What the exercise asks: Write out the entries again exactly as they are given.
----- Data for this exercise -----
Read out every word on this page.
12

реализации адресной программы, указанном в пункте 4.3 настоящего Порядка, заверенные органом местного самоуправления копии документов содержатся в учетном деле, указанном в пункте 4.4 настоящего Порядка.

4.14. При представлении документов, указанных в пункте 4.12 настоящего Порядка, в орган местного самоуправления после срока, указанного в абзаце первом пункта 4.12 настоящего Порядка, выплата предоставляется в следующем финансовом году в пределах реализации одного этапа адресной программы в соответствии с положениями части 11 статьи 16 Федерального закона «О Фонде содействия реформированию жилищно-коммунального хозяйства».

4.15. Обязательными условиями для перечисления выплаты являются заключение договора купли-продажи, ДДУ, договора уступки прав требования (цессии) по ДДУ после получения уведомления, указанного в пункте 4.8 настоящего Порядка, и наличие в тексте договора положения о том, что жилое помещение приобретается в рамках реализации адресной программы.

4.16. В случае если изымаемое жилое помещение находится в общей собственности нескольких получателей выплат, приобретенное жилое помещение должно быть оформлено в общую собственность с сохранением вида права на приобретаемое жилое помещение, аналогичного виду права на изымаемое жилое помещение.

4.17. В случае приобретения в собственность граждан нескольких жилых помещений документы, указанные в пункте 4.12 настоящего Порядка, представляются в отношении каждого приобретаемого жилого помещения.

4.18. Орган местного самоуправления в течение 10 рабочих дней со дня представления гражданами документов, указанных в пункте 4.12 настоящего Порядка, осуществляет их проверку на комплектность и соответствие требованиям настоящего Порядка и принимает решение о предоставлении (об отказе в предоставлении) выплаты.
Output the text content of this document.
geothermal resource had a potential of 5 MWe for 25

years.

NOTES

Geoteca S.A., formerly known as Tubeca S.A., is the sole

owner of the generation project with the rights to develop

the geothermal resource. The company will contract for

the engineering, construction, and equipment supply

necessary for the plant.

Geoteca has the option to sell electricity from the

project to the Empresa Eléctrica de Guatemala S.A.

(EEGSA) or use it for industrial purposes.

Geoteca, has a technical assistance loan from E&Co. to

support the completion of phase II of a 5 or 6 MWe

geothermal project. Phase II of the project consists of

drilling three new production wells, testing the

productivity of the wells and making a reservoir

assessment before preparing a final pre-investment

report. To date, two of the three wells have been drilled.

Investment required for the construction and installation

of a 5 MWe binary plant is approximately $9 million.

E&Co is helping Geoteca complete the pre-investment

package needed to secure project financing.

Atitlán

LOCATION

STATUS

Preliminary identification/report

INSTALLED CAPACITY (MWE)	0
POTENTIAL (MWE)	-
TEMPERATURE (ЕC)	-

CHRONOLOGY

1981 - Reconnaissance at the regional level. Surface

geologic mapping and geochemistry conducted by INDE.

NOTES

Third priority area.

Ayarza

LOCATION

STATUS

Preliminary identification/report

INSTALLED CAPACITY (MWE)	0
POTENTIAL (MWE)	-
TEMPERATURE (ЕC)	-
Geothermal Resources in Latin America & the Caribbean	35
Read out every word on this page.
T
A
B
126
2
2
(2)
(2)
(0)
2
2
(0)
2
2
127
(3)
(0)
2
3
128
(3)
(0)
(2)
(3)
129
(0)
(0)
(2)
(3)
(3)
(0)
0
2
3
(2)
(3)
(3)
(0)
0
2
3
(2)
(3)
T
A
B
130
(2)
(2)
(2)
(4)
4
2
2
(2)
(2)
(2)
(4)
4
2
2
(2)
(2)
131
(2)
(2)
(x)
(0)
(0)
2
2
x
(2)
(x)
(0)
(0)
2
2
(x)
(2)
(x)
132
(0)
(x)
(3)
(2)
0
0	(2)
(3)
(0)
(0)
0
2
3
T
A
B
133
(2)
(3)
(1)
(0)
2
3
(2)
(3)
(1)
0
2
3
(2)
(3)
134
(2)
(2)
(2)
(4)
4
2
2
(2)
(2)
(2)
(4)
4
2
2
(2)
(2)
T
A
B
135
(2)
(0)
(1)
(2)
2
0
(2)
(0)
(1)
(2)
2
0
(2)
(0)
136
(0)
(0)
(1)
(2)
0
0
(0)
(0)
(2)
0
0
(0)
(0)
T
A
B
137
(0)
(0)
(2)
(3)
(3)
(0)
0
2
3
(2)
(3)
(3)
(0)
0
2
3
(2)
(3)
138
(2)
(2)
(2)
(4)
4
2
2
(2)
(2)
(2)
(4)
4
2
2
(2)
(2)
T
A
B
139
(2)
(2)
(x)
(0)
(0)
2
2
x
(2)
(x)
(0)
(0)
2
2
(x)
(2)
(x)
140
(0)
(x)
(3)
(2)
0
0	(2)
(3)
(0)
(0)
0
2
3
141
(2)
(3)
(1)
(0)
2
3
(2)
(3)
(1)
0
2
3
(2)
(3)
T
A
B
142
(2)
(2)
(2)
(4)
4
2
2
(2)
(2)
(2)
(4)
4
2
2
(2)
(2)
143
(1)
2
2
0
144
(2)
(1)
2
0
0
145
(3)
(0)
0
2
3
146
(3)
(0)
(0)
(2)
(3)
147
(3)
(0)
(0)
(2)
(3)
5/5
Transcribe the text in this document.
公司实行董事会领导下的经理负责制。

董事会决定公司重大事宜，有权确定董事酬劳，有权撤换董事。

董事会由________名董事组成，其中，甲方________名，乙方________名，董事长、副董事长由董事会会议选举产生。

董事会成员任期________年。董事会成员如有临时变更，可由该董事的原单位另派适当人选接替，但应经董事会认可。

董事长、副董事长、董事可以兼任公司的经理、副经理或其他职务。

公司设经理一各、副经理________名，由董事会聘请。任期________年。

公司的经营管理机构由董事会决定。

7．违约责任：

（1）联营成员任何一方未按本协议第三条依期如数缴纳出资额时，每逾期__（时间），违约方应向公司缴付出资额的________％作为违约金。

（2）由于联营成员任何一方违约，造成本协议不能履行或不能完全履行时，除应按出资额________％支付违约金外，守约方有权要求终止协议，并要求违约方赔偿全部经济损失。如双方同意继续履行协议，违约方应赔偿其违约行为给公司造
-----
Solution:
Read out every word on this page.
12

реализации адресной программы, указанном в пункте 4.3 настоящего Порядка, заверенные органом местного самоуправления копии документов содержатся в учетном деле, указанном в пункте 4.4 настоящего Порядка.

4.14. При представлении документов, указанных в пункте 4.12 настоящего Порядка, в орган местного самоуправления после срока, указанного в абзаце первом пункта 4.12 настоящего Порядка, выплата предоставляется в следующем финансовом году в пределах реализации одного этапа адресной программы в соответствии с положениями части 11 статьи 16 Федерального закона «О Фонде содействия реформированию жилищно-коммунального хозяйства».

4.15. Обязательными условиями для перечисления выплаты являются заключение договора купли-продажи, ДДУ, договора уступки прав требования (цессии) по ДДУ после получения уведомления, указанного в пункте 4.8 настоящего Порядка, и наличие в тексте договора положения о том, что жилое помещение приобретается в рамках реализации адресной программы.

4.16. В случае если изымаемое жилое помещение находится в общей собственности нескольких получателей выплат, приобретенное жилое помещение должно быть оформлено в общую собственность с сохранением вида права на приобретаемое жилое помещение, аналогичного виду права на изымаемое жилое помещение.

4.17. В случае приобретения в собственность граждан нескольких жилых помещений документы, указанные в пункте 4.12 настоящего Порядка, представляются в отношении каждого приобретаемого жилого помещения.

4.18. Орган местного самоуправления в течение 10 рабочих дней со дня представления гражданами документов, указанных в пункте 4.12 настоящего Порядка, осуществляет их проверку на комплектность и соответствие требованиям настоящего Порядка и принимает решение о предоставлении (об отказе в предоставлении) выплаты.
Output the text content of this document.
geothermal resource had a potential of 5 MWe for 25

years.

NOTES

Geoteca S.A., formerly known as Tubeca S.A., is the sole

owner of the generation project with the rights to develop

the geothermal resource. The company will contract for

the engineering, construction, and equipment supply

necessary for the plant.

Geoteca has the option to sell electricity from the

project to the Empresa Eléctrica de Guatemala S.A.

(EEGSA) or use it for industrial purposes.

Geoteca, has a technical assistance loan from E&Co. to

support the completion of phase II of a 5 or 6 MWe

geothermal project. Phase II of the project consists of

drilling three new production wells, testing the

productivity of the wells and making a reservoir

assessment before preparing a final pre-investment

report. To date, two of the three wells have been drilled.

Investment required for the construction and installation

of a 5 MWe binary plant is approximately $9 million.

E&Co is helping Geoteca complete the pre-investment

package needed to secure project financing.

Atitlán

LOCATION

STATUS

Preliminary identification/report

INSTALLED CAPACITY (MWE)	0
POTENTIAL (MWE)	-
TEMPERATURE (ЕC)	-

CHRONOLOGY

1981 - Reconnaissance at the regional level. Surface

geologic mapping and geochemistry conducted by INDE.

NOTES

Third priority area.

Ayarza

LOCATION

STATUS

Preliminary identification/report

INSTALLED CAPACITY (MWE)	0
POTENTIAL (MWE)	-
TEMPERATURE (ЕC)	-
Geothermal Resources in Latin America & the Caribbean	35
Read out every word on this page.
T
A
B
126
2
2
(2)
(2)
(0)
2
2
(0)
2
2
127
(3)
(0)
2
3
128
(3)
(0)
(2)
(3)
129
(0)
(0)
(2)
(3)
(3)
(0)
0
2
3
(2)
(3)
(3)
(0)
0
2
3
(2)
(3)
T
A
B
130
(2)
(2)
(2)
(4)
4
2
2
(2)
(2)
(2)
(4)
4
2
2
(2)
(2)
131
(2)
(2)
(x)
(0)
(0)
2
2
x
(2)
(x)
(0)
(0)
2
2
(x)
(2)
(x)
132
(0)
(x)
(3)
(2)
0
0	(2)
(3)
(0)
(0)
0
2
3
T
A
B
133
(2)
(3)
(1)
(0)
2
3
(2)
(3)
(1)
0
2
3
(2)
(3)
134
(2)
(2)
(2)
(4)
4
2
2
(2)
(2)
(2)
(4)
4
2
2
(2)
(2)
T
A
B
135
(2)
(0)
(1)
(2)
2
0
(2)
(0)
(1)
(2)
2
0
(2)
(0)
136
(0)
(0)
(1)
(2)
0
0
(0)
(0)
(2)
0
0
(0)
(0)
T
A
B
137
(0)
(0)
(2)
(3)
(3)
(0)
0
2
3
(2)
(3)
(3)
(0)
0
2
3
(2)
(3)
138
(2)
(2)
(2)
(4)
4
2
2
(2)
(2)
(2)
(4)
4
2
2
(2)
(2)
T
A
B
139
(2)
(2)
(x)
(0)
(0)
2
2
x
(2)
(x)
(0)
(0)
2
2
(x)
(2)
(x)
140
(0)
(x)
(3)
(2)
0
0	(2)
(3)
(0)
(0)
0
2
3
141
(2)
(3)
(1)
(0)
2
3
(2)
(3)
(1)
0
2
3
(2)
(3)
T
A
B
142
(2)
(2)
(2)
(4)
4
2
2
(2)
(2)
(2)
(4)
4
2
2
(2)
(2)
143
(1)
2
2
0
144
(2)
(1)
2
0
0
145
(3)
(0)
0
2
3
146
(3)
(0)
(0)
(2)
(3)
147
(3)
(0)
(0)
(2)
(3)
5/5
Transcribe the text in this document.
公司实行董事会领导下的经理负责制。

董事会决定公司重大事宜，有权确定董事酬劳，有权撤换董事。

董事会由________名董事组成，其中，甲方________名，乙方________名，董事长、副董事长由董事会会议选举产生。

董事会成员任期________年。董事会成员如有临时变更，可由该董事的原单位另派适当人选接替，但应经董事会认可。

董事长、副董事长、董事可以兼任公司的经理、副经理或其他职务。

公司设经理一各、副经理________名，由董事会聘请。任期________年。

公司的经营管理机构由董事会决定。

7．违约责任：

（1）联营成员任何一方未按本协议第三条依期如数缴纳出资额时，每逾期__（时间），违约方应向公司缴付出资额的________％作为违约金。

（2）由于联营成员任何一方违约，造成本协议不能履行或不能完全履行时，除应按出资额________％支付违约金外，守约方有权要求终止协议，并要求违约方赔偿全部经济损失。如双方同意继续履行协议，违约方应赔偿其违约行为给公司造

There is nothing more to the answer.